**Task instructions**
Set down the data below without change, skipping the pictures it holds.
= = =
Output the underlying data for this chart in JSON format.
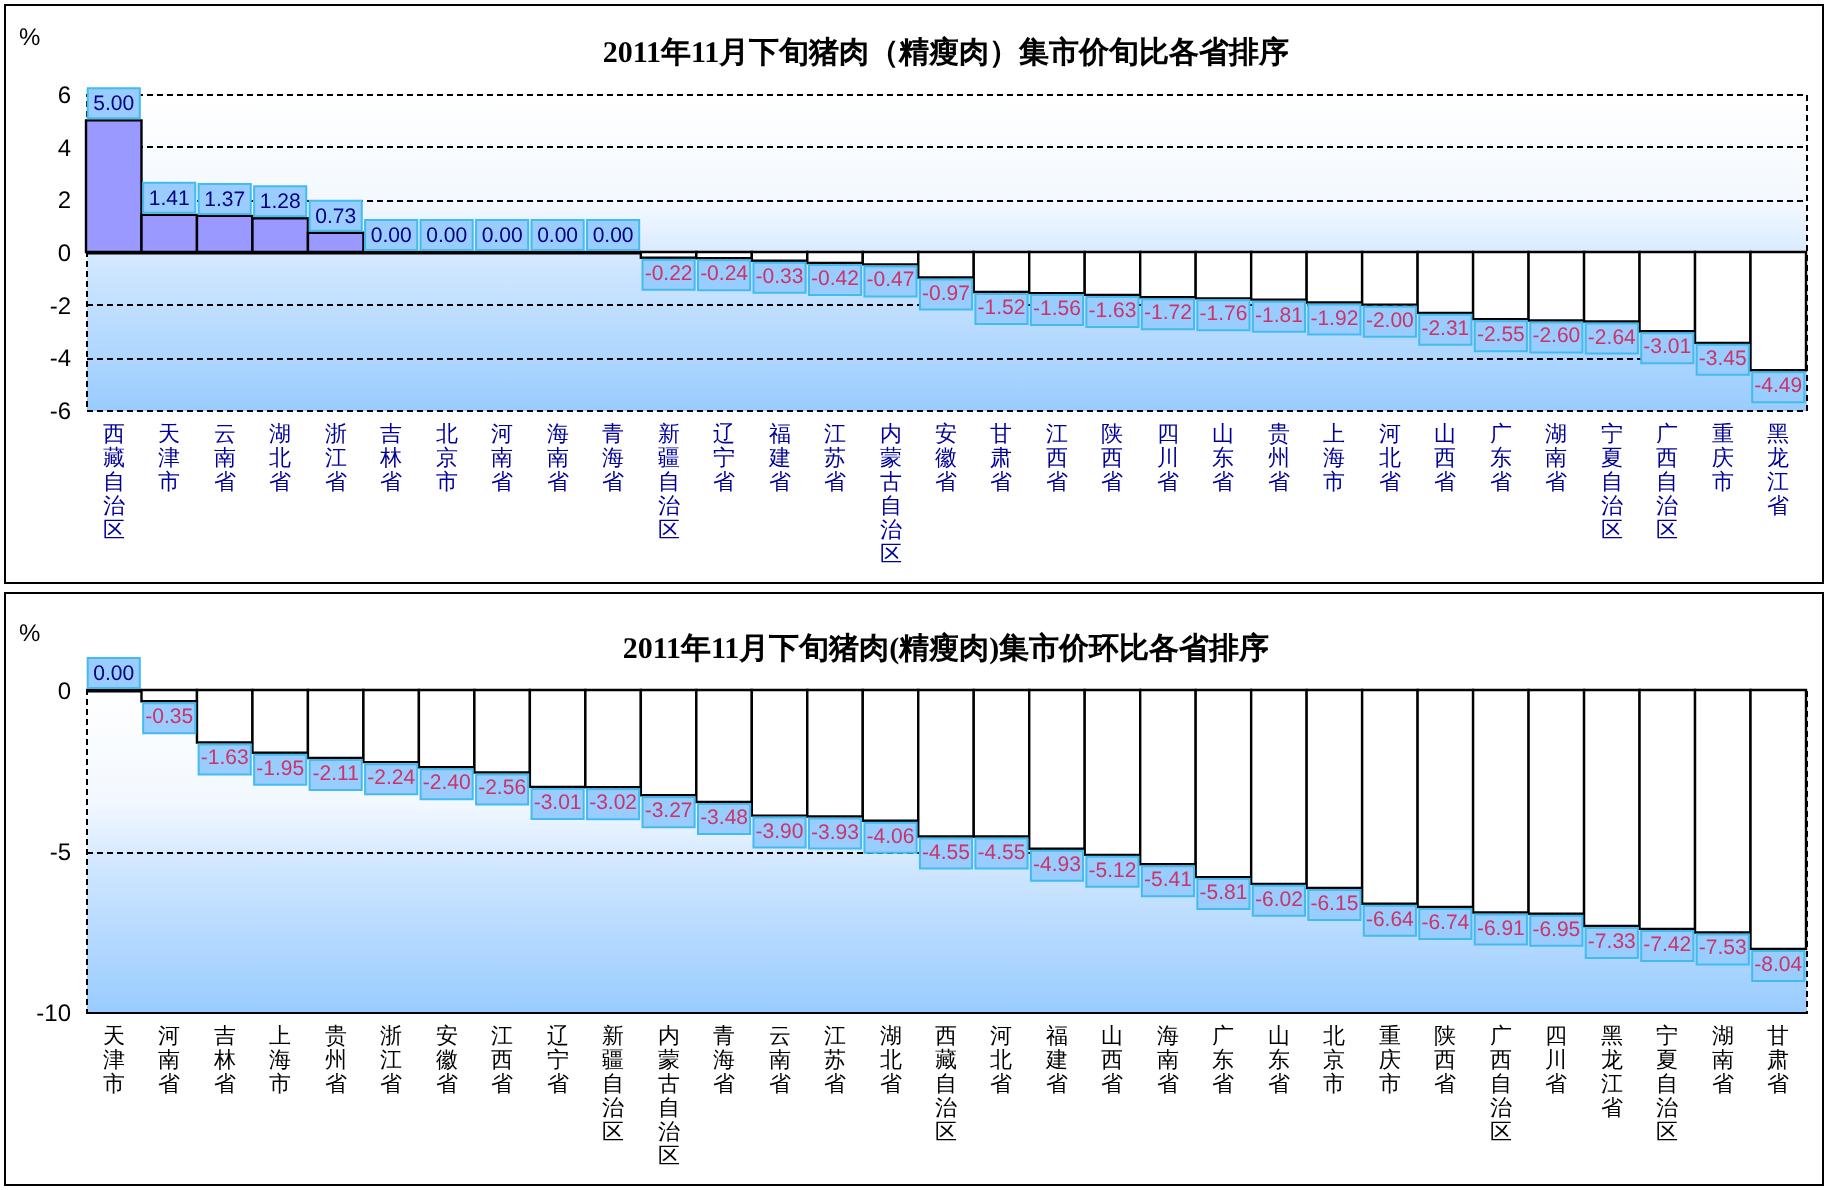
{
  "chart_data": [
    {
      "type": "bar",
      "title": "2011年11月下旬猪肉（精瘦肉）集市价旬比各省排序",
      "ylabel": "%",
      "categories": [
        "西藏自治区",
        "天津市",
        "云南省",
        "湖北省",
        "浙江省",
        "吉林省",
        "北京市",
        "河南省",
        "海南省",
        "青海省",
        "新疆自治区",
        "辽宁省",
        "福建省",
        "江苏省",
        "内蒙古自治区",
        "安徽省",
        "甘肃省",
        "江西省",
        "陕西省",
        "四川省",
        "山东省",
        "贵州省",
        "上海市",
        "河北省",
        "山西省",
        "广东省",
        "湖南省",
        "宁夏自治区",
        "广西自治区",
        "重庆市",
        "黑龙江省"
      ],
      "values": [
        5.0,
        1.41,
        1.37,
        1.28,
        0.73,
        0.0,
        0.0,
        0.0,
        0.0,
        0.0,
        -0.22,
        -0.24,
        -0.33,
        -0.42,
        -0.47,
        -0.97,
        -1.52,
        -1.56,
        -1.63,
        -1.72,
        -1.76,
        -1.81,
        -1.92,
        -2.0,
        -2.31,
        -2.55,
        -2.6,
        -2.64,
        -3.01,
        -3.45,
        -4.49
      ],
      "value_labels": [
        "5.00",
        "1.41",
        "1.37",
        "1.28",
        "0.73",
        "0.00",
        "0.00",
        "0.00",
        "0.00",
        "0.00",
        "-0.22",
        "-0.24",
        "-0.33",
        "-0.42",
        "-0.47",
        "-0.97",
        "-1.52",
        "-1.56",
        "-1.63",
        "-1.72",
        "-1.76",
        "-1.81",
        "-1.92",
        "-2.00",
        "-2.31",
        "-2.55",
        "-2.60",
        "-2.64",
        "-3.01",
        "-3.45",
        "-4.49"
      ],
      "colors": [
        "#9999ff",
        "#9999ff",
        "#9999ff",
        "#9999ff",
        "#9999ff",
        "#000000",
        "#000000",
        "#000000",
        "#000000",
        "#000000",
        "#ffffff",
        "#ffffff",
        "#ffffff",
        "#ffffff",
        "#ffffff",
        "#ffffff",
        "#ffffff",
        "#ffffff",
        "#ffffff",
        "#ffffff",
        "#ffffff",
        "#ffffff",
        "#ffffff",
        "#ffffff",
        "#ffffff",
        "#ffffff",
        "#ffffff",
        "#ffffff",
        "#ffffff",
        "#ffffff",
        "#ffffff"
      ],
      "ylim": [
        -6,
        6
      ],
      "yticks": [
        -6,
        -4,
        -2,
        0,
        2,
        4,
        6
      ],
      "grid": "y"
    },
    {
      "type": "bar",
      "title": "2011年11月下旬猪肉(精瘦肉)集市价环比各省排序",
      "ylabel": "%",
      "categories": [
        "天津市",
        "河南省",
        "吉林省",
        "上海市",
        "贵州省",
        "浙江省",
        "安徽省",
        "江西省",
        "辽宁省",
        "新疆自治区",
        "内蒙古自治区",
        "青海省",
        "云南省",
        "江苏省",
        "湖北省",
        "西藏自治区",
        "河北省",
        "福建省",
        "山西省",
        "海南省",
        "广东省",
        "山东省",
        "北京市",
        "重庆市",
        "陕西省",
        "广西自治区",
        "四川省",
        "黑龙江省",
        "宁夏自治区",
        "湖南省",
        "甘肃省"
      ],
      "values": [
        0.0,
        -0.35,
        -1.63,
        -1.95,
        -2.11,
        -2.24,
        -2.4,
        -2.56,
        -3.01,
        -3.02,
        -3.27,
        -3.48,
        -3.9,
        -3.93,
        -4.06,
        -4.55,
        -4.55,
        -4.93,
        -5.12,
        -5.41,
        -5.81,
        -6.02,
        -6.15,
        -6.64,
        -6.74,
        -6.91,
        -6.95,
        -7.33,
        -7.42,
        -7.53,
        -8.04
      ],
      "value_labels": [
        "0.00",
        "-0.35",
        "-1.63",
        "-1.95",
        "-2.11",
        "-2.24",
        "-2.40",
        "-2.56",
        "-3.01",
        "-3.02",
        "-3.27",
        "-3.48",
        "-3.90",
        "-3.93",
        "-4.06",
        "-4.55",
        "-4.55",
        "-4.93",
        "-5.12",
        "-5.41",
        "-5.81",
        "-6.02",
        "-6.15",
        "-6.64",
        "-6.74",
        "-6.91",
        "-6.95",
        "-7.33",
        "-7.42",
        "-7.53",
        "-8.04"
      ],
      "colors": [
        "#000000",
        "#ffffff",
        "#ffffff",
        "#ffffff",
        "#ffffff",
        "#ffffff",
        "#ffffff",
        "#ffffff",
        "#ffffff",
        "#ffffff",
        "#ffffff",
        "#ffffff",
        "#ffffff",
        "#ffffff",
        "#ffffff",
        "#ffffff",
        "#ffffff",
        "#ffffff",
        "#ffffff",
        "#ffffff",
        "#ffffff",
        "#ffffff",
        "#ffffff",
        "#ffffff",
        "#ffffff",
        "#ffffff",
        "#ffffff",
        "#ffffff",
        "#ffffff",
        "#ffffff",
        "#ffffff"
      ],
      "ylim": [
        -10,
        0
      ],
      "yticks": [
        -10,
        -5,
        0
      ],
      "grid": "y"
    }
  ]
}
= = =
**Written answer**
Output the underlying data for this chart in JSON format.
{
  "chart_data": [
    {
      "type": "bar",
      "title": "2011年11月下旬猪肉（精瘦肉）集市价旬比各省排序",
      "ylabel": "%",
      "categories": [
        "西藏自治区",
        "天津市",
        "云南省",
        "湖北省",
        "浙江省",
        "吉林省",
        "北京市",
        "河南省",
        "海南省",
        "青海省",
        "新疆自治区",
        "辽宁省",
        "福建省",
        "江苏省",
        "内蒙古自治区",
        "安徽省",
        "甘肃省",
        "江西省",
        "陕西省",
        "四川省",
        "山东省",
        "贵州省",
        "上海市",
        "河北省",
        "山西省",
        "广东省",
        "湖南省",
        "宁夏自治区",
        "广西自治区",
        "重庆市",
        "黑龙江省"
      ],
      "values": [
        5.0,
        1.41,
        1.37,
        1.28,
        0.73,
        0.0,
        0.0,
        0.0,
        0.0,
        0.0,
        -0.22,
        -0.24,
        -0.33,
        -0.42,
        -0.47,
        -0.97,
        -1.52,
        -1.56,
        -1.63,
        -1.72,
        -1.76,
        -1.81,
        -1.92,
        -2.0,
        -2.31,
        -2.55,
        -2.6,
        -2.64,
        -3.01,
        -3.45,
        -4.49
      ],
      "value_labels": [
        "5.00",
        "1.41",
        "1.37",
        "1.28",
        "0.73",
        "0.00",
        "0.00",
        "0.00",
        "0.00",
        "0.00",
        "-0.22",
        "-0.24",
        "-0.33",
        "-0.42",
        "-0.47",
        "-0.97",
        "-1.52",
        "-1.56",
        "-1.63",
        "-1.72",
        "-1.76",
        "-1.81",
        "-1.92",
        "-2.00",
        "-2.31",
        "-2.55",
        "-2.60",
        "-2.64",
        "-3.01",
        "-3.45",
        "-4.49"
      ],
      "colors": [
        "#9999ff",
        "#9999ff",
        "#9999ff",
        "#9999ff",
        "#9999ff",
        "#000000",
        "#000000",
        "#000000",
        "#000000",
        "#000000",
        "#ffffff",
        "#ffffff",
        "#ffffff",
        "#ffffff",
        "#ffffff",
        "#ffffff",
        "#ffffff",
        "#ffffff",
        "#ffffff",
        "#ffffff",
        "#ffffff",
        "#ffffff",
        "#ffffff",
        "#ffffff",
        "#ffffff",
        "#ffffff",
        "#ffffff",
        "#ffffff",
        "#ffffff",
        "#ffffff",
        "#ffffff"
      ],
      "ylim": [
        -6,
        6
      ],
      "yticks": [
        -6,
        -4,
        -2,
        0,
        2,
        4,
        6
      ],
      "grid": "y"
    },
    {
      "type": "bar",
      "title": "2011年11月下旬猪肉(精瘦肉)集市价环比各省排序",
      "ylabel": "%",
      "categories": [
        "天津市",
        "河南省",
        "吉林省",
        "上海市",
        "贵州省",
        "浙江省",
        "安徽省",
        "江西省",
        "辽宁省",
        "新疆自治区",
        "内蒙古自治区",
        "青海省",
        "云南省",
        "江苏省",
        "湖北省",
        "西藏自治区",
        "河北省",
        "福建省",
        "山西省",
        "海南省",
        "广东省",
        "山东省",
        "北京市",
        "重庆市",
        "陕西省",
        "广西自治区",
        "四川省",
        "黑龙江省",
        "宁夏自治区",
        "湖南省",
        "甘肃省"
      ],
      "values": [
        0.0,
        -0.35,
        -1.63,
        -1.95,
        -2.11,
        -2.24,
        -2.4,
        -2.56,
        -3.01,
        -3.02,
        -3.27,
        -3.48,
        -3.9,
        -3.93,
        -4.06,
        -4.55,
        -4.55,
        -4.93,
        -5.12,
        -5.41,
        -5.81,
        -6.02,
        -6.15,
        -6.64,
        -6.74,
        -6.91,
        -6.95,
        -7.33,
        -7.42,
        -7.53,
        -8.04
      ],
      "value_labels": [
        "0.00",
        "-0.35",
        "-1.63",
        "-1.95",
        "-2.11",
        "-2.24",
        "-2.40",
        "-2.56",
        "-3.01",
        "-3.02",
        "-3.27",
        "-3.48",
        "-3.90",
        "-3.93",
        "-4.06",
        "-4.55",
        "-4.55",
        "-4.93",
        "-5.12",
        "-5.41",
        "-5.81",
        "-6.02",
        "-6.15",
        "-6.64",
        "-6.74",
        "-6.91",
        "-6.95",
        "-7.33",
        "-7.42",
        "-7.53",
        "-8.04"
      ],
      "colors": [
        "#000000",
        "#ffffff",
        "#ffffff",
        "#ffffff",
        "#ffffff",
        "#ffffff",
        "#ffffff",
        "#ffffff",
        "#ffffff",
        "#ffffff",
        "#ffffff",
        "#ffffff",
        "#ffffff",
        "#ffffff",
        "#ffffff",
        "#ffffff",
        "#ffffff",
        "#ffffff",
        "#ffffff",
        "#ffffff",
        "#ffffff",
        "#ffffff",
        "#ffffff",
        "#ffffff",
        "#ffffff",
        "#ffffff",
        "#ffffff",
        "#ffffff",
        "#ffffff",
        "#ffffff",
        "#ffffff"
      ],
      "ylim": [
        -10,
        0
      ],
      "yticks": [
        -10,
        -5,
        0
      ],
      "grid": "y"
    }
  ]
}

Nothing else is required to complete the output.